AIM OF THE TASK: Copy whichever lines contain the string "title".

^^^^^^^^

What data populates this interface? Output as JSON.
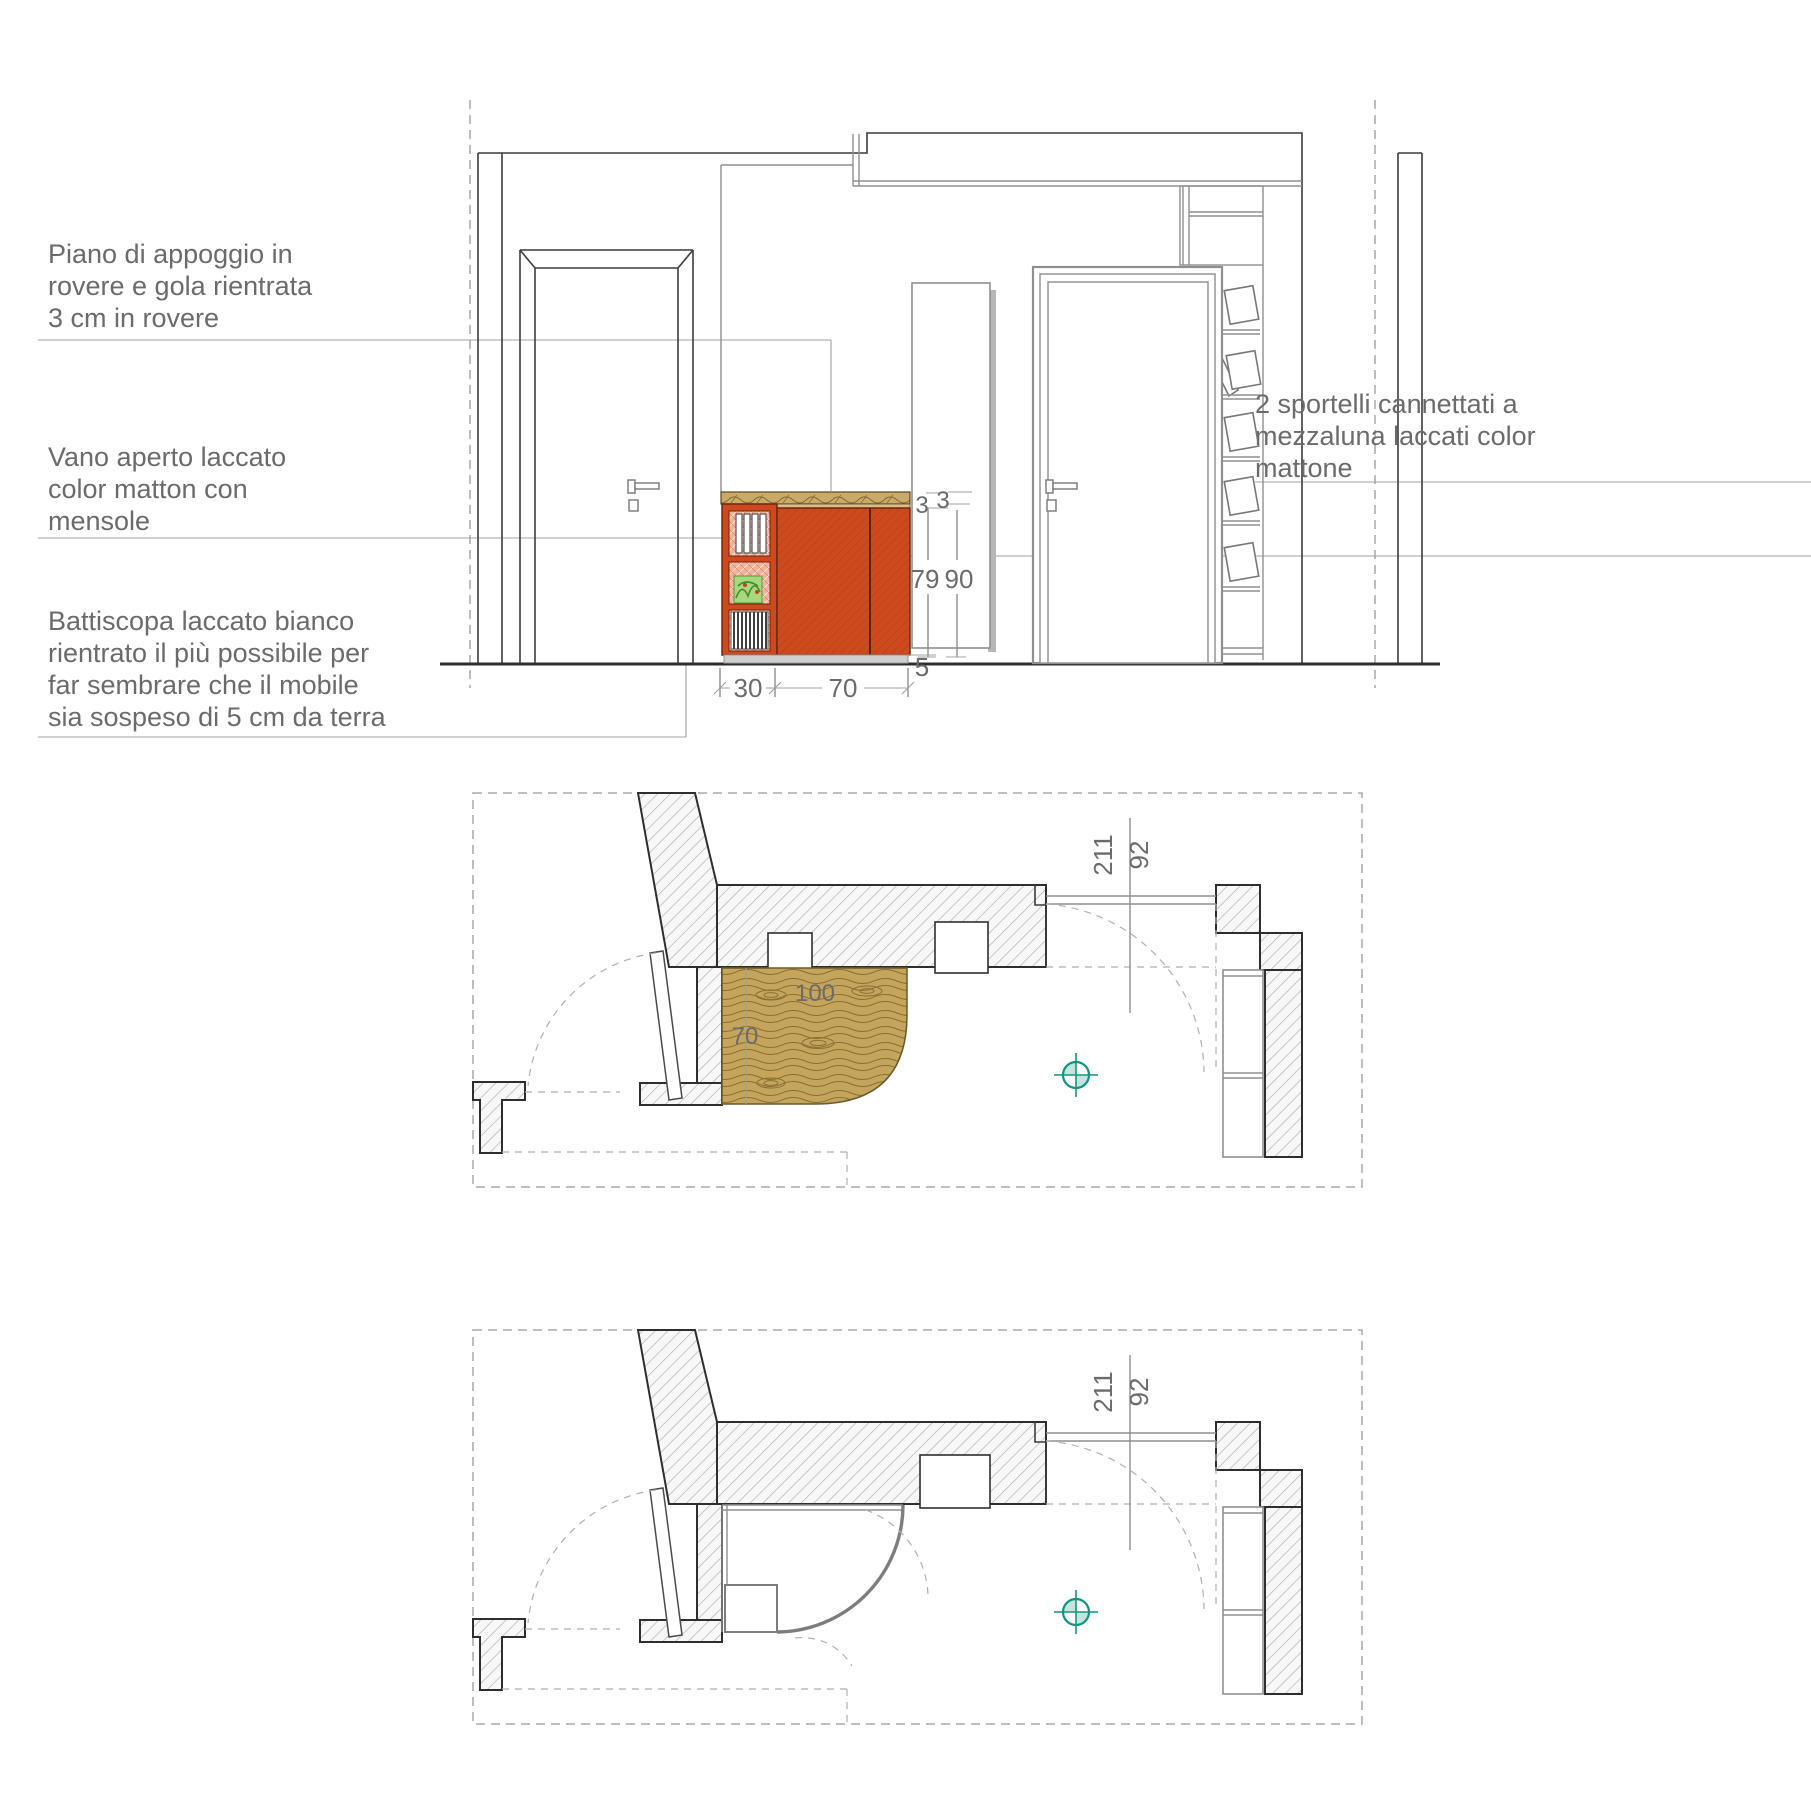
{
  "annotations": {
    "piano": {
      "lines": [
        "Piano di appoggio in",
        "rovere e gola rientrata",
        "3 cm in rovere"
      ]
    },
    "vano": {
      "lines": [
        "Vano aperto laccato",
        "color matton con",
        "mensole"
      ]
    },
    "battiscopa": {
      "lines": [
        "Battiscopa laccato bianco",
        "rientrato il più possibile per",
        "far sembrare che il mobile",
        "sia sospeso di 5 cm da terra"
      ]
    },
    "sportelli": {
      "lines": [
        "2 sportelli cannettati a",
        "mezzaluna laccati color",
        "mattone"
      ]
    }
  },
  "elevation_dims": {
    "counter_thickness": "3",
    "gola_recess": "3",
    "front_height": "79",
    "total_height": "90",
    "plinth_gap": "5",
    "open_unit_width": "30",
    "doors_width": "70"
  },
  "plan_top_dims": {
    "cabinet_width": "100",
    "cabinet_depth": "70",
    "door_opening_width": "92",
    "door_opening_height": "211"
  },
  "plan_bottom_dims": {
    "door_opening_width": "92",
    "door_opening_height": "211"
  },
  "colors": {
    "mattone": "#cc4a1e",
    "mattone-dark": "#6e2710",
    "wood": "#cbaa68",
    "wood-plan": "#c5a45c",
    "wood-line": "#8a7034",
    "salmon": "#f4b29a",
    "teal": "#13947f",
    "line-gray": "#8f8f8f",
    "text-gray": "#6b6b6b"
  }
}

^^^^^^^^

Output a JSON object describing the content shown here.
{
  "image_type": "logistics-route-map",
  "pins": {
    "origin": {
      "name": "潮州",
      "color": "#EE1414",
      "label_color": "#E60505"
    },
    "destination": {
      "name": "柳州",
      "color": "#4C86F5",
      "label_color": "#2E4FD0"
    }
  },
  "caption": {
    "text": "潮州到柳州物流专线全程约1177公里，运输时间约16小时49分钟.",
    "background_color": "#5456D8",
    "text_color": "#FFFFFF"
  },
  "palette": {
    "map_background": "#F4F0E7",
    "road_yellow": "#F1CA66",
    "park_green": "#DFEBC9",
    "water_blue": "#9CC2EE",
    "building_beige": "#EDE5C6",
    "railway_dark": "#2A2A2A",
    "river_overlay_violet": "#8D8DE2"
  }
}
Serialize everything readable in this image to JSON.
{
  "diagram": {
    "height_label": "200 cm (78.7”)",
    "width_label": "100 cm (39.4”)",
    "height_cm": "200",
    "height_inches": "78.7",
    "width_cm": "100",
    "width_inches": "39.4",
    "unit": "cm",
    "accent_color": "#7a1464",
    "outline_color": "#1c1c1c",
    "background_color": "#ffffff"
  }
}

^^^^^^^^

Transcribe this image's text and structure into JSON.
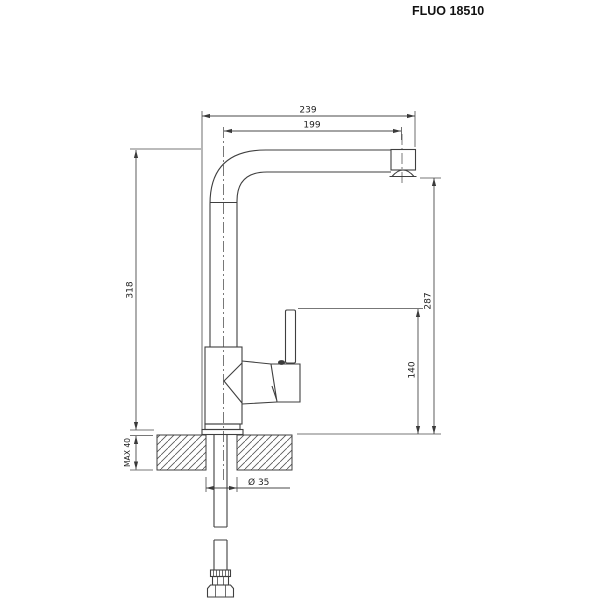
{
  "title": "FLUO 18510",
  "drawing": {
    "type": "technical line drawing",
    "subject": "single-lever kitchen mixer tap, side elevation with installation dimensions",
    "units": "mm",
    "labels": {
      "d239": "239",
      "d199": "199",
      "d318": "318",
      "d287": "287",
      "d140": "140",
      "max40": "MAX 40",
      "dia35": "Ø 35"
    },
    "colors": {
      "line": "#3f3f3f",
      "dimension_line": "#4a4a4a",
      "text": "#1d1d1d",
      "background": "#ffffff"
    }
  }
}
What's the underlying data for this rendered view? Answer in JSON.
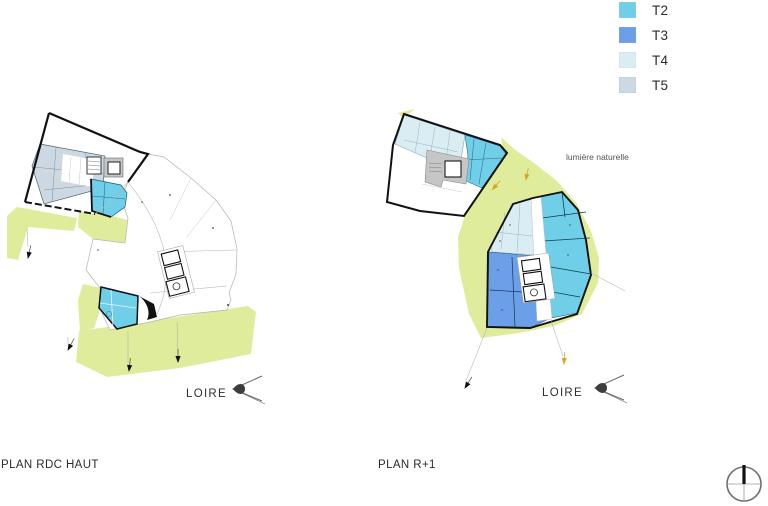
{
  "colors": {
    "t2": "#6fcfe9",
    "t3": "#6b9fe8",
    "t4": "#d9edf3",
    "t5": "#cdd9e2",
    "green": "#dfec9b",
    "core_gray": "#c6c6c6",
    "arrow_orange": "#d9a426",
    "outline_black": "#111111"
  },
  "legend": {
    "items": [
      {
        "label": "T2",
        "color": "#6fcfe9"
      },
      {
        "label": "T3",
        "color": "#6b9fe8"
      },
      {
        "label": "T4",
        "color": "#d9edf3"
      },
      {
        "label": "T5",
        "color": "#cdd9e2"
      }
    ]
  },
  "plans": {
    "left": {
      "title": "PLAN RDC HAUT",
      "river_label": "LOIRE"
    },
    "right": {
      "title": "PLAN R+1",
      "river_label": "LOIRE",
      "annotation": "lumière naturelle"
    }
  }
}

^^^^^^^^

ANSWER FOR THE TASK:
  "title": "FLUO 18510",
      "title": "PLAN RDC HAUT",
      "title": "PLAN R+1",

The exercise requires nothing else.